## Set task
Write the records below out in full, character for character, with no pictures.

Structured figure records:
········

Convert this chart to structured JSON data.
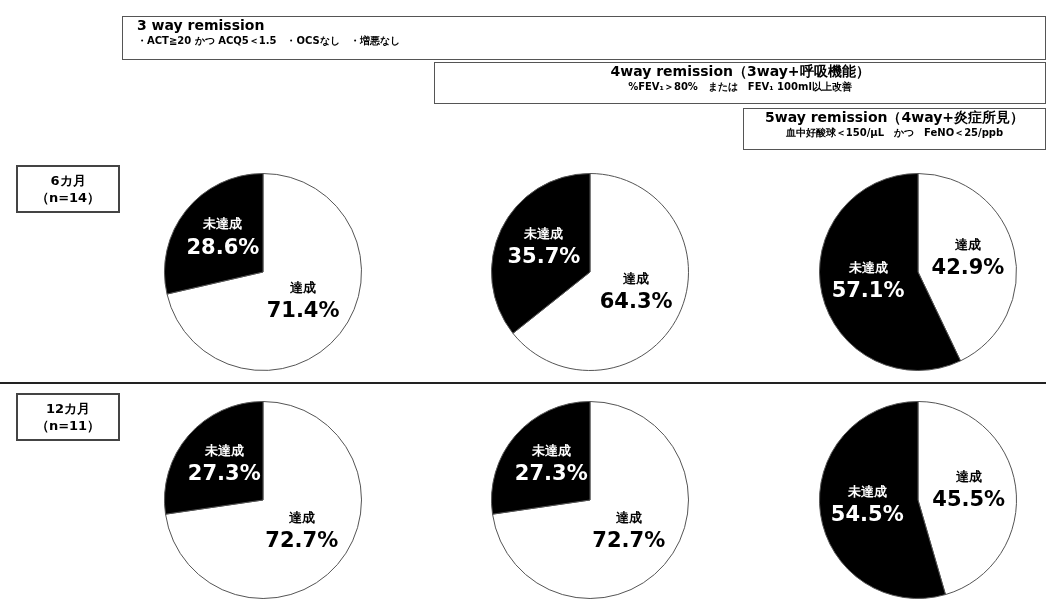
{
  "chart_data": [
    {
      "type": "pie",
      "title": "3 way remission",
      "subtitle": "・ACT≧20 かつ ACQ5＜1.5　・OCSなし　・増悪なし",
      "annotations": [
        "6カ月",
        "（n=14）"
      ],
      "categories": [
        "達成",
        "未達成"
      ],
      "values": [
        71.4,
        28.6
      ],
      "value_labels": [
        "71.4%",
        "28.6%"
      ],
      "colors": [
        "#ffffff",
        "#000000"
      ]
    },
    {
      "type": "pie",
      "title": "4way  remission（3way+呼吸機能）",
      "subtitle": "%FEV₁＞80%　または　FEV₁ 100ml以上改善",
      "categories": [
        "達成",
        "未達成"
      ],
      "values": [
        64.3,
        35.7
      ],
      "value_labels": [
        "64.3%",
        "35.7%"
      ],
      "colors": [
        "#ffffff",
        "#000000"
      ]
    },
    {
      "type": "pie",
      "title": "5way remission（4way+炎症所見）",
      "subtitle": "血中好酸球＜150/μL　かつ　FeNO＜25/ppb",
      "categories": [
        "達成",
        "未達成"
      ],
      "values": [
        42.9,
        57.1
      ],
      "value_labels": [
        "42.9%",
        "57.1%"
      ],
      "colors": [
        "#ffffff",
        "#000000"
      ]
    },
    {
      "type": "pie",
      "annotations": [
        "12カ月",
        "（n=11）"
      ],
      "categories": [
        "達成",
        "未達成"
      ],
      "values": [
        72.7,
        27.3
      ],
      "value_labels": [
        "72.7%",
        "27.3%"
      ],
      "colors": [
        "#ffffff",
        "#000000"
      ]
    },
    {
      "type": "pie",
      "categories": [
        "達成",
        "未達成"
      ],
      "values": [
        72.7,
        27.3
      ],
      "value_labels": [
        "72.7%",
        "27.3%"
      ],
      "colors": [
        "#ffffff",
        "#000000"
      ]
    },
    {
      "type": "pie",
      "categories": [
        "達成",
        "未達成"
      ],
      "values": [
        45.5,
        54.5
      ],
      "value_labels": [
        "45.5%",
        "54.5%"
      ],
      "colors": [
        "#ffffff",
        "#000000"
      ]
    }
  ]
}
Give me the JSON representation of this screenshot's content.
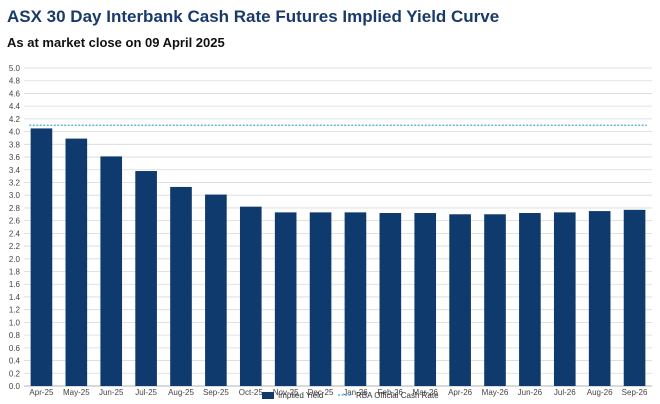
{
  "header": {
    "title": "ASX 30 Day Interbank Cash Rate Futures Implied Yield Curve",
    "subtitle": "As at market close on 09 April 2025"
  },
  "colors": {
    "bar": "#0e3a6e",
    "reference_line": "#3fa9d6",
    "grid": "#d9d9d9"
  },
  "chart_data": {
    "type": "bar",
    "title": "ASX 30 Day Interbank Cash Rate Futures Implied Yield Curve",
    "subtitle": "As at market close on 09 April 2025",
    "xlabel": "",
    "ylabel": "",
    "ylim": [
      0,
      5.0
    ],
    "ytick_step": 0.2,
    "ytick_labels": [
      "0.0",
      "0.2",
      "0.4",
      "0.6",
      "0.8",
      "1.0",
      "1.2",
      "1.4",
      "1.6",
      "1.8",
      "2.0",
      "2.2",
      "2.4",
      "2.6",
      "2.8",
      "3.0",
      "3.2",
      "3.4",
      "3.6",
      "3.8",
      "4.0",
      "4.2",
      "4.4",
      "4.6",
      "4.8",
      "5.0"
    ],
    "grid": true,
    "legend_position": "bottom",
    "categories": [
      "Apr-25",
      "May-25",
      "Jun-25",
      "Jul-25",
      "Aug-25",
      "Sep-25",
      "Oct-25",
      "Nov-25",
      "Dec-25",
      "Jan-26",
      "Feb-26",
      "Mar-26",
      "Apr-26",
      "May-26",
      "Jun-26",
      "Jul-26",
      "Aug-26",
      "Sep-26"
    ],
    "series": [
      {
        "name": "Implied Yield",
        "type": "bar",
        "values": [
          4.05,
          3.89,
          3.61,
          3.38,
          3.13,
          3.01,
          2.82,
          2.73,
          2.73,
          2.73,
          2.72,
          2.72,
          2.7,
          2.7,
          2.72,
          2.73,
          2.75,
          2.77
        ]
      },
      {
        "name": "RBA Official Cash Rate",
        "type": "line",
        "style": "dashed",
        "value": 4.1
      }
    ]
  }
}
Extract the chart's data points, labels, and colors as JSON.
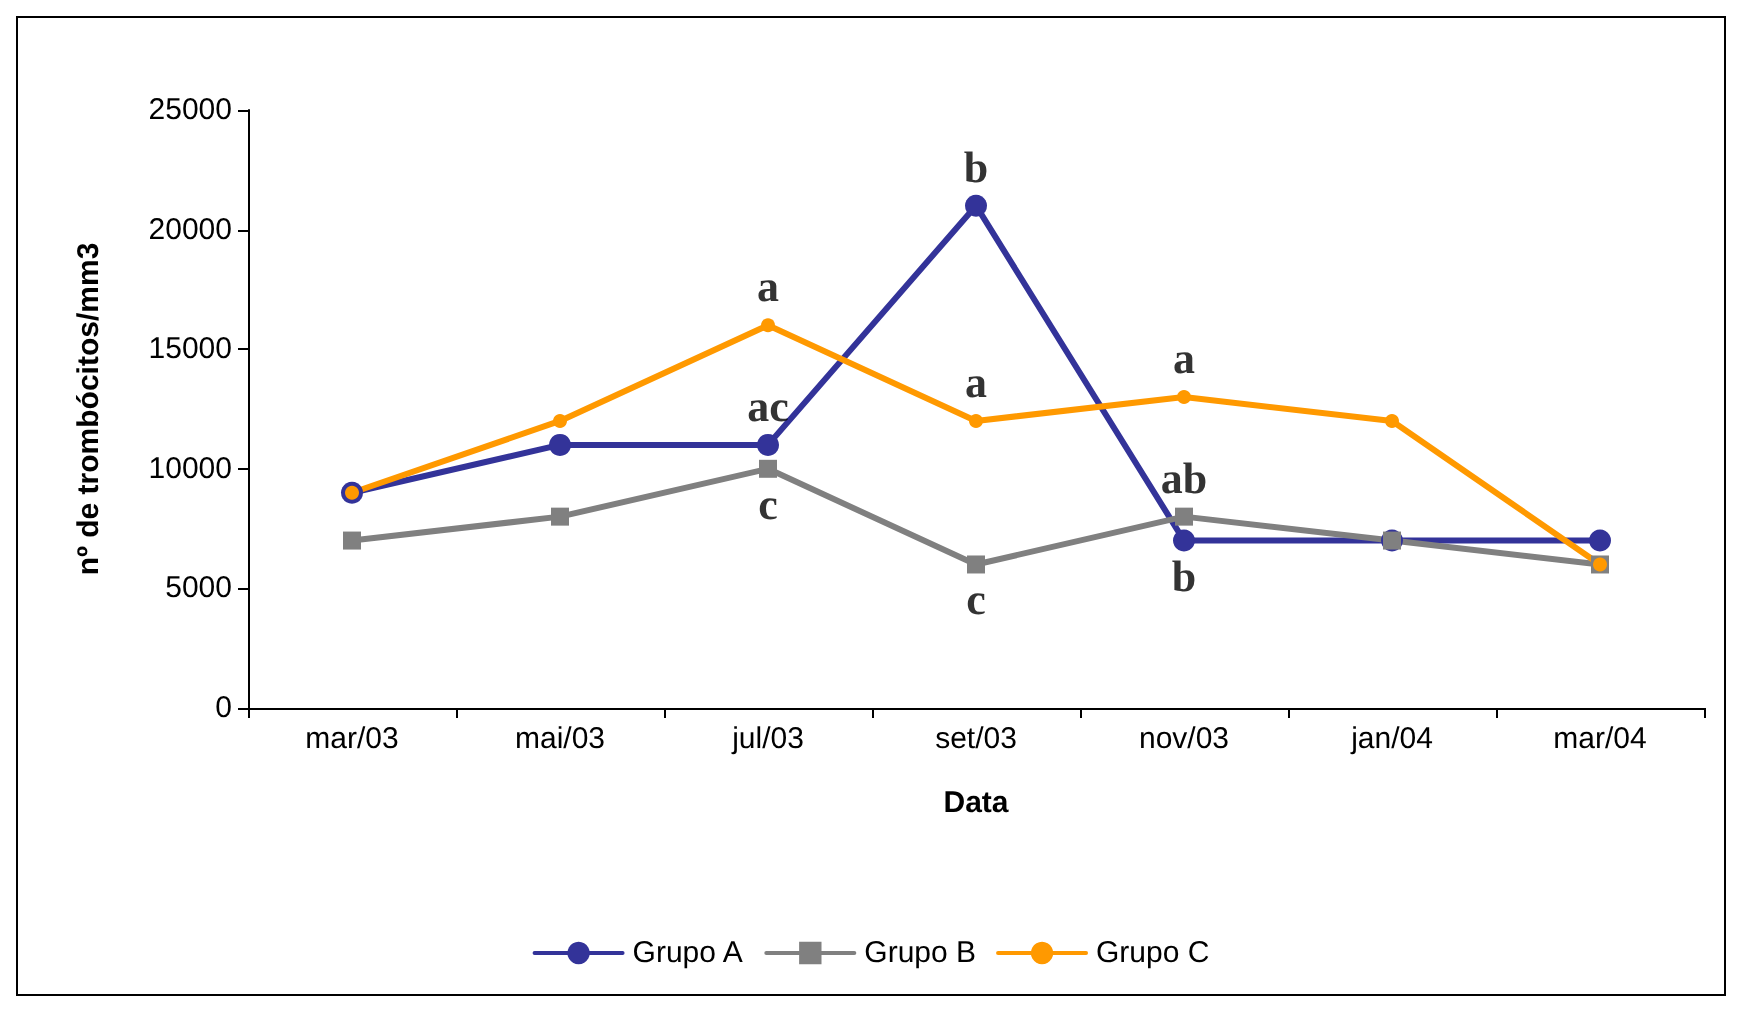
{
  "chart_data": {
    "type": "line",
    "xlabel": "Data",
    "ylabel": "nº de trombócitos/mm3",
    "categories": [
      "mar/03",
      "mai/03",
      "jul/03",
      "set/03",
      "nov/03",
      "jan/04",
      "mar/04"
    ],
    "series": [
      {
        "name": "Grupo A",
        "color": "#333399",
        "marker": "circle",
        "values": [
          9000,
          11000,
          11000,
          21000,
          7000,
          7000,
          7000
        ]
      },
      {
        "name": "Grupo B",
        "color": "#808080",
        "marker": "square",
        "values": [
          7000,
          8000,
          10000,
          6000,
          8000,
          7000,
          6000
        ]
      },
      {
        "name": "Grupo C",
        "color": "#ff9900",
        "marker": "circle",
        "values": [
          9000,
          12000,
          16000,
          12000,
          13000,
          12000,
          6000
        ]
      }
    ],
    "ylim": [
      0,
      25000
    ],
    "yticks": [
      0,
      5000,
      10000,
      15000,
      20000,
      25000
    ],
    "grid": false,
    "legend": "bottom",
    "line_style": "solid",
    "annotations": [
      {
        "text": "b",
        "x": "set/03",
        "y": 21000
      },
      {
        "text": "a",
        "x": "jul/03",
        "y": 16000
      },
      {
        "text": "ac",
        "x": "jul/03",
        "y": 11000
      },
      {
        "text": "c",
        "x": "jul/03",
        "y": 10000
      },
      {
        "text": "a",
        "x": "set/03",
        "y": 12000
      },
      {
        "text": "c",
        "x": "set/03",
        "y": 6000
      },
      {
        "text": "a",
        "x": "nov/03",
        "y": 13000
      },
      {
        "text": "ab",
        "x": "nov/03",
        "y": 8000
      },
      {
        "text": "b",
        "x": "nov/03",
        "y": 7000
      }
    ]
  }
}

········

## Solution to this exercise
Convert this chart to structured JSON data.
{
  "chart_data": [
    {
      "type": "pie",
      "title": "3 way remission",
      "subtitle": "・ACT≧20 かつ ACQ5＜1.5　・OCSなし　・増悪なし",
      "annotations": [
        "6カ月",
        "（n=14）"
      ],
      "categories": [
        "達成",
        "未達成"
      ],
      "values": [
        71.4,
        28.6
      ],
      "value_labels": [
        "71.4%",
        "28.6%"
      ],
      "colors": [
        "#ffffff",
        "#000000"
      ]
    },
    {
      "type": "pie",
      "title": "4way  remission（3way+呼吸機能）",
      "subtitle": "%FEV₁＞80%　または　FEV₁ 100ml以上改善",
      "categories": [
        "達成",
        "未達成"
      ],
      "values": [
        64.3,
        35.7
      ],
      "value_labels": [
        "64.3%",
        "35.7%"
      ],
      "colors": [
        "#ffffff",
        "#000000"
      ]
    },
    {
      "type": "pie",
      "title": "5way remission（4way+炎症所見）",
      "subtitle": "血中好酸球＜150/μL　かつ　FeNO＜25/ppb",
      "categories": [
        "達成",
        "未達成"
      ],
      "values": [
        42.9,
        57.1
      ],
      "value_labels": [
        "42.9%",
        "57.1%"
      ],
      "colors": [
        "#ffffff",
        "#000000"
      ]
    },
    {
      "type": "pie",
      "annotations": [
        "12カ月",
        "（n=11）"
      ],
      "categories": [
        "達成",
        "未達成"
      ],
      "values": [
        72.7,
        27.3
      ],
      "value_labels": [
        "72.7%",
        "27.3%"
      ],
      "colors": [
        "#ffffff",
        "#000000"
      ]
    },
    {
      "type": "pie",
      "categories": [
        "達成",
        "未達成"
      ],
      "values": [
        72.7,
        27.3
      ],
      "value_labels": [
        "72.7%",
        "27.3%"
      ],
      "colors": [
        "#ffffff",
        "#000000"
      ]
    },
    {
      "type": "pie",
      "categories": [
        "達成",
        "未達成"
      ],
      "values": [
        45.5,
        54.5
      ],
      "value_labels": [
        "45.5%",
        "54.5%"
      ],
      "colors": [
        "#ffffff",
        "#000000"
      ]
    }
  ]
}
Give me the JSON representation of this screenshot's content.
{
  "header": {
    "title": "ASX 30 Day Interbank Cash Rate Futures Implied Yield Curve",
    "subtitle": "As at market close on 09 April 2025"
  },
  "colors": {
    "bar": "#0e3a6e",
    "reference_line": "#3fa9d6",
    "grid": "#d9d9d9"
  },
  "chart_data": {
    "type": "bar",
    "title": "ASX 30 Day Interbank Cash Rate Futures Implied Yield Curve",
    "subtitle": "As at market close on 09 April 2025",
    "xlabel": "",
    "ylabel": "",
    "ylim": [
      0,
      5.0
    ],
    "ytick_step": 0.2,
    "ytick_labels": [
      "0.0",
      "0.2",
      "0.4",
      "0.6",
      "0.8",
      "1.0",
      "1.2",
      "1.4",
      "1.6",
      "1.8",
      "2.0",
      "2.2",
      "2.4",
      "2.6",
      "2.8",
      "3.0",
      "3.2",
      "3.4",
      "3.6",
      "3.8",
      "4.0",
      "4.2",
      "4.4",
      "4.6",
      "4.8",
      "5.0"
    ],
    "grid": true,
    "legend_position": "bottom",
    "categories": [
      "Apr-25",
      "May-25",
      "Jun-25",
      "Jul-25",
      "Aug-25",
      "Sep-25",
      "Oct-25",
      "Nov-25",
      "Dec-25",
      "Jan-26",
      "Feb-26",
      "Mar-26",
      "Apr-26",
      "May-26",
      "Jun-26",
      "Jul-26",
      "Aug-26",
      "Sep-26"
    ],
    "series": [
      {
        "name": "Implied Yield",
        "type": "bar",
        "values": [
          4.05,
          3.89,
          3.61,
          3.38,
          3.13,
          3.01,
          2.82,
          2.73,
          2.73,
          2.73,
          2.72,
          2.72,
          2.7,
          2.7,
          2.72,
          2.73,
          2.75,
          2.77
        ]
      },
      {
        "name": "RBA Official Cash Rate",
        "type": "line",
        "style": "dashed",
        "value": 4.1
      }
    ]
  }
}
Extract the chart's data points, labels, and colors as JSON.
{
  "chart_data": {
    "type": "line",
    "xlabel": "Data",
    "ylabel": "nº de trombócitos/mm3",
    "categories": [
      "mar/03",
      "mai/03",
      "jul/03",
      "set/03",
      "nov/03",
      "jan/04",
      "mar/04"
    ],
    "series": [
      {
        "name": "Grupo A",
        "color": "#333399",
        "marker": "circle",
        "values": [
          9000,
          11000,
          11000,
          21000,
          7000,
          7000,
          7000
        ]
      },
      {
        "name": "Grupo B",
        "color": "#808080",
        "marker": "square",
        "values": [
          7000,
          8000,
          10000,
          6000,
          8000,
          7000,
          6000
        ]
      },
      {
        "name": "Grupo C",
        "color": "#ff9900",
        "marker": "circle",
        "values": [
          9000,
          12000,
          16000,
          12000,
          13000,
          12000,
          6000
        ]
      }
    ],
    "ylim": [
      0,
      25000
    ],
    "yticks": [
      0,
      5000,
      10000,
      15000,
      20000,
      25000
    ],
    "grid": false,
    "legend": "bottom",
    "line_style": "solid",
    "annotations": [
      {
        "text": "b",
        "x": "set/03",
        "y": 21000
      },
      {
        "text": "a",
        "x": "jul/03",
        "y": 16000
      },
      {
        "text": "ac",
        "x": "jul/03",
        "y": 11000
      },
      {
        "text": "c",
        "x": "jul/03",
        "y": 10000
      },
      {
        "text": "a",
        "x": "set/03",
        "y": 12000
      },
      {
        "text": "c",
        "x": "set/03",
        "y": 6000
      },
      {
        "text": "a",
        "x": "nov/03",
        "y": 13000
      },
      {
        "text": "ab",
        "x": "nov/03",
        "y": 8000
      },
      {
        "text": "b",
        "x": "nov/03",
        "y": 7000
      }
    ]
  }
}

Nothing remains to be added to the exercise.